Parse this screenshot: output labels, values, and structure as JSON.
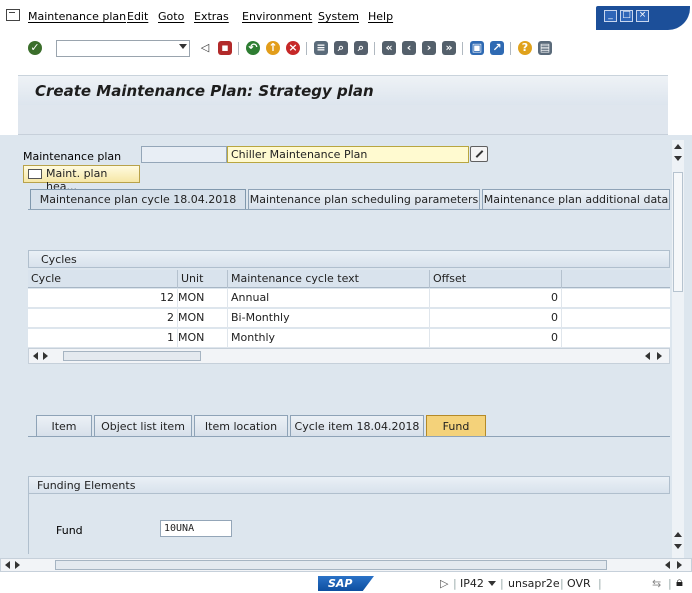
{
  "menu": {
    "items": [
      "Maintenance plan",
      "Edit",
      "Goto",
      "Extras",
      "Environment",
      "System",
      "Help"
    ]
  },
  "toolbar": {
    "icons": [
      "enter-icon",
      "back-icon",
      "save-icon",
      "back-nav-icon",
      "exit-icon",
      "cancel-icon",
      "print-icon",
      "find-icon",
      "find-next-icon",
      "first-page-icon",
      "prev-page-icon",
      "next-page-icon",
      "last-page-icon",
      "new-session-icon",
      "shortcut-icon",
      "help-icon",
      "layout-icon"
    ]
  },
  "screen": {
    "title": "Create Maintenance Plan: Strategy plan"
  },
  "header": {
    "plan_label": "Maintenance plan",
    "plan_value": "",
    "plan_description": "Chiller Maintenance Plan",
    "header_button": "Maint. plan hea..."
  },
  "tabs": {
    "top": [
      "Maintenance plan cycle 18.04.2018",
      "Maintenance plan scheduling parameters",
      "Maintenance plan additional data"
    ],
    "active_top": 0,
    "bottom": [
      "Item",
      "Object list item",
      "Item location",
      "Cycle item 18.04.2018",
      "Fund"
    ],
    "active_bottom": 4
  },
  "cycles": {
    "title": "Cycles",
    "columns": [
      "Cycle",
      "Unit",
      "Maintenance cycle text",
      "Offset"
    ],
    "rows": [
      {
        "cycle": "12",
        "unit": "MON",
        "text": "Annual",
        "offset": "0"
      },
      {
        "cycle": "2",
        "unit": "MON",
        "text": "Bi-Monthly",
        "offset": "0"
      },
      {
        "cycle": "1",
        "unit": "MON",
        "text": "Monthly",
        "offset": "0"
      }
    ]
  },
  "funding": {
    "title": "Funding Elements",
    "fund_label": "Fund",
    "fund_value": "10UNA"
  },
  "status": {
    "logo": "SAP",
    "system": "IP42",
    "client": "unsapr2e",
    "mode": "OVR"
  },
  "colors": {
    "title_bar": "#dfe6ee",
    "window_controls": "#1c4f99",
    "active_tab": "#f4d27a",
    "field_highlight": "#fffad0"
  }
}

=======

WORK INSTRUCTIONS: Quote the data exactly, leaving every image out of the copy.

SOLUTION FOR THIS EXERCISE:
Parse this screenshot: output labels, values, and structure as JSON.
{
  "menu": {
    "items": [
      "Maintenance plan",
      "Edit",
      "Goto",
      "Extras",
      "Environment",
      "System",
      "Help"
    ]
  },
  "toolbar": {
    "icons": [
      "enter-icon",
      "back-icon",
      "save-icon",
      "back-nav-icon",
      "exit-icon",
      "cancel-icon",
      "print-icon",
      "find-icon",
      "find-next-icon",
      "first-page-icon",
      "prev-page-icon",
      "next-page-icon",
      "last-page-icon",
      "new-session-icon",
      "shortcut-icon",
      "help-icon",
      "layout-icon"
    ]
  },
  "screen": {
    "title": "Create Maintenance Plan: Strategy plan"
  },
  "header": {
    "plan_label": "Maintenance plan",
    "plan_value": "",
    "plan_description": "Chiller Maintenance Plan",
    "header_button": "Maint. plan hea..."
  },
  "tabs": {
    "top": [
      "Maintenance plan cycle 18.04.2018",
      "Maintenance plan scheduling parameters",
      "Maintenance plan additional data"
    ],
    "active_top": 0,
    "bottom": [
      "Item",
      "Object list item",
      "Item location",
      "Cycle item 18.04.2018",
      "Fund"
    ],
    "active_bottom": 4
  },
  "cycles": {
    "title": "Cycles",
    "columns": [
      "Cycle",
      "Unit",
      "Maintenance cycle text",
      "Offset"
    ],
    "rows": [
      {
        "cycle": "12",
        "unit": "MON",
        "text": "Annual",
        "offset": "0"
      },
      {
        "cycle": "2",
        "unit": "MON",
        "text": "Bi-Monthly",
        "offset": "0"
      },
      {
        "cycle": "1",
        "unit": "MON",
        "text": "Monthly",
        "offset": "0"
      }
    ]
  },
  "funding": {
    "title": "Funding Elements",
    "fund_label": "Fund",
    "fund_value": "10UNA"
  },
  "status": {
    "logo": "SAP",
    "system": "IP42",
    "client": "unsapr2e",
    "mode": "OVR"
  },
  "colors": {
    "title_bar": "#dfe6ee",
    "window_controls": "#1c4f99",
    "active_tab": "#f4d27a",
    "field_highlight": "#fffad0"
  }
}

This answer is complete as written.